_Given request:_
Rewrite the data below, replacing every "table-row" with "spec-row" and leaving all else unchanged.

Stored records
▼

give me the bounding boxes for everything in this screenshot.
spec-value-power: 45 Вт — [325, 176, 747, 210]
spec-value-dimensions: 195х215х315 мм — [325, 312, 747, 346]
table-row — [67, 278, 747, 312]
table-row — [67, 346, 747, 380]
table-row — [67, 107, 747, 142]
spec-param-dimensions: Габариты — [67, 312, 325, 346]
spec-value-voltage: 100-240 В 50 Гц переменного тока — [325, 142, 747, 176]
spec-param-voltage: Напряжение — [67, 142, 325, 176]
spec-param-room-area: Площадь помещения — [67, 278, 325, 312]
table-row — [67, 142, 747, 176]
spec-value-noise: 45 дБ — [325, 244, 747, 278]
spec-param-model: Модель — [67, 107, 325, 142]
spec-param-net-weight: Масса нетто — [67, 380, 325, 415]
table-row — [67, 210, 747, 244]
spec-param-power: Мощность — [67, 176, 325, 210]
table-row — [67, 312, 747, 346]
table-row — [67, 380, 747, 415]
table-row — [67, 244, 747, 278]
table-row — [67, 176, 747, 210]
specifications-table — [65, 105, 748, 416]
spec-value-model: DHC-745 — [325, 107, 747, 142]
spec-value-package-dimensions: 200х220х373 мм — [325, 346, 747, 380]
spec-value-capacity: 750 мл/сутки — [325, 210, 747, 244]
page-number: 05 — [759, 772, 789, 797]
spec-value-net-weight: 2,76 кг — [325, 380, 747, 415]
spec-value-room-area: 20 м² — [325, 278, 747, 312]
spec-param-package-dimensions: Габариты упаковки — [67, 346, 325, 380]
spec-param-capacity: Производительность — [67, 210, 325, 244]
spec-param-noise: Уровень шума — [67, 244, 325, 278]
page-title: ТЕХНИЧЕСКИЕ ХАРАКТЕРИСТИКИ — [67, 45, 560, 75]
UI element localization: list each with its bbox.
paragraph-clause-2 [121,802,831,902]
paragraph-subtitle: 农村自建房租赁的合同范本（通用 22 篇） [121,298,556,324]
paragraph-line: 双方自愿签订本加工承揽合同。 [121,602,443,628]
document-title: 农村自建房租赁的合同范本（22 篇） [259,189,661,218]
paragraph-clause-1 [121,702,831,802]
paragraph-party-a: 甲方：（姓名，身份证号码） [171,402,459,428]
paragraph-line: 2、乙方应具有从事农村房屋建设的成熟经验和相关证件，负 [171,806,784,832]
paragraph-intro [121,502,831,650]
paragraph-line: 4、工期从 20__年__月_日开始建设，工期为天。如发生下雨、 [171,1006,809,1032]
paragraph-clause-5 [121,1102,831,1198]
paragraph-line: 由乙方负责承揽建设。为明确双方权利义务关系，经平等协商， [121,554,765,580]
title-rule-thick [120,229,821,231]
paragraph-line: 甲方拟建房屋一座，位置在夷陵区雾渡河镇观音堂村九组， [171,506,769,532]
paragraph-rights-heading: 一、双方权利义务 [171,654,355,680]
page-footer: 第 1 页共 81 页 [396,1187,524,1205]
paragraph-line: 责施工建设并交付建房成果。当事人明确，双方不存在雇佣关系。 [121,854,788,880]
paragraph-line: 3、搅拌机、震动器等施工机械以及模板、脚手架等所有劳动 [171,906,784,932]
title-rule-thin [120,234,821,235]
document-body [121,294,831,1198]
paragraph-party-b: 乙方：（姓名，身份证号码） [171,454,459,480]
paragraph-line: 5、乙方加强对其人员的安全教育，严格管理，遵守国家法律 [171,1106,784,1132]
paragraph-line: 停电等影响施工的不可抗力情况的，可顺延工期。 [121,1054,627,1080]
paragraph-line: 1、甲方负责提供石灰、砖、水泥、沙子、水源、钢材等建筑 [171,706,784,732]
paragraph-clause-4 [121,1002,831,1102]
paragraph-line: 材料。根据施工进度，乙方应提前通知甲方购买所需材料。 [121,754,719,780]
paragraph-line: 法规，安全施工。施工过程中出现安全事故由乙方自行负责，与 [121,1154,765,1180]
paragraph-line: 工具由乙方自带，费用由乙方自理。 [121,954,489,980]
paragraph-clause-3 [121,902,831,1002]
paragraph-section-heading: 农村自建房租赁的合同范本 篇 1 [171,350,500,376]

▲

_Solution to this exercise:_
give me the bounding boxes for everything in this screenshot.
spec-value-power: 45 Вт — [325, 176, 747, 210]
spec-value-dimensions: 195х215х315 мм — [325, 312, 747, 346]
spec-row — [67, 278, 747, 312]
spec-row — [67, 346, 747, 380]
spec-row — [67, 107, 747, 142]
spec-param-dimensions: Габариты — [67, 312, 325, 346]
spec-value-voltage: 100-240 В 50 Гц переменного тока — [325, 142, 747, 176]
spec-param-voltage: Напряжение — [67, 142, 325, 176]
spec-param-room-area: Площадь помещения — [67, 278, 325, 312]
spec-row — [67, 142, 747, 176]
spec-value-noise: 45 дБ — [325, 244, 747, 278]
spec-param-model: Модель — [67, 107, 325, 142]
spec-param-net-weight: Масса нетто — [67, 380, 325, 415]
spec-row — [67, 210, 747, 244]
spec-param-power: Мощность — [67, 176, 325, 210]
spec-row — [67, 312, 747, 346]
spec-row — [67, 380, 747, 415]
spec-row — [67, 244, 747, 278]
spec-row — [67, 176, 747, 210]
specifications-table — [65, 105, 748, 416]
spec-value-model: DHC-745 — [325, 107, 747, 142]
spec-value-package-dimensions: 200х220х373 мм — [325, 346, 747, 380]
spec-value-capacity: 750 мл/сутки — [325, 210, 747, 244]
page-number: 05 — [759, 772, 789, 797]
spec-value-net-weight: 2,76 кг — [325, 380, 747, 415]
spec-value-room-area: 20 м² — [325, 278, 747, 312]
spec-param-package-dimensions: Габариты упаковки — [67, 346, 325, 380]
spec-param-capacity: Производительность — [67, 210, 325, 244]
spec-param-noise: Уровень шума — [67, 244, 325, 278]
page-title: ТЕХНИЧЕСКИЕ ХАРАКТЕРИСТИКИ — [67, 45, 560, 75]
UI element localization: list each with its bbox.
paragraph-clause-2 [121,802,831,902]
paragraph-subtitle: 农村自建房租赁的合同范本（通用 22 篇） [121,298,556,324]
paragraph-line: 双方自愿签订本加工承揽合同。 [121,602,443,628]
document-title: 农村自建房租赁的合同范本（22 篇） [259,189,661,218]
paragraph-clause-1 [121,702,831,802]
paragraph-party-a: 甲方：（姓名，身份证号码） [171,402,459,428]
paragraph-line: 2、乙方应具有从事农村房屋建设的成熟经验和相关证件，负 [171,806,784,832]
paragraph-intro [121,502,831,650]
paragraph-line: 4、工期从 20__年__月_日开始建设，工期为天。如发生下雨、 [171,1006,809,1032]
paragraph-clause-5 [121,1102,831,1198]
paragraph-line: 由乙方负责承揽建设。为明确双方权利义务关系，经平等协商， [121,554,765,580]
title-rule-thick [120,229,821,231]
paragraph-line: 甲方拟建房屋一座，位置在夷陵区雾渡河镇观音堂村九组， [171,506,769,532]
paragraph-rights-heading: 一、双方权利义务 [171,654,355,680]
page-footer: 第 1 页共 81 页 [396,1187,524,1205]
paragraph-line: 责施工建设并交付建房成果。当事人明确，双方不存在雇佣关系。 [121,854,788,880]
paragraph-line: 3、搅拌机、震动器等施工机械以及模板、脚手架等所有劳动 [171,906,784,932]
title-rule-thin [120,234,821,235]
document-body [121,294,831,1198]
paragraph-party-b: 乙方：（姓名，身份证号码） [171,454,459,480]
paragraph-line: 5、乙方加强对其人员的安全教育，严格管理，遵守国家法律 [171,1106,784,1132]
paragraph-line: 停电等影响施工的不可抗力情况的，可顺延工期。 [121,1054,627,1080]
paragraph-line: 1、甲方负责提供石灰、砖、水泥、沙子、水源、钢材等建筑 [171,706,784,732]
paragraph-clause-4 [121,1002,831,1102]
paragraph-line: 材料。根据施工进度，乙方应提前通知甲方购买所需材料。 [121,754,719,780]
paragraph-line: 法规，安全施工。施工过程中出现安全事故由乙方自行负责，与 [121,1154,765,1180]
paragraph-line: 工具由乙方自带，费用由乙方自理。 [121,954,489,980]
paragraph-clause-3 [121,902,831,1002]
paragraph-section-heading: 农村自建房租赁的合同范本 篇 1 [171,350,500,376]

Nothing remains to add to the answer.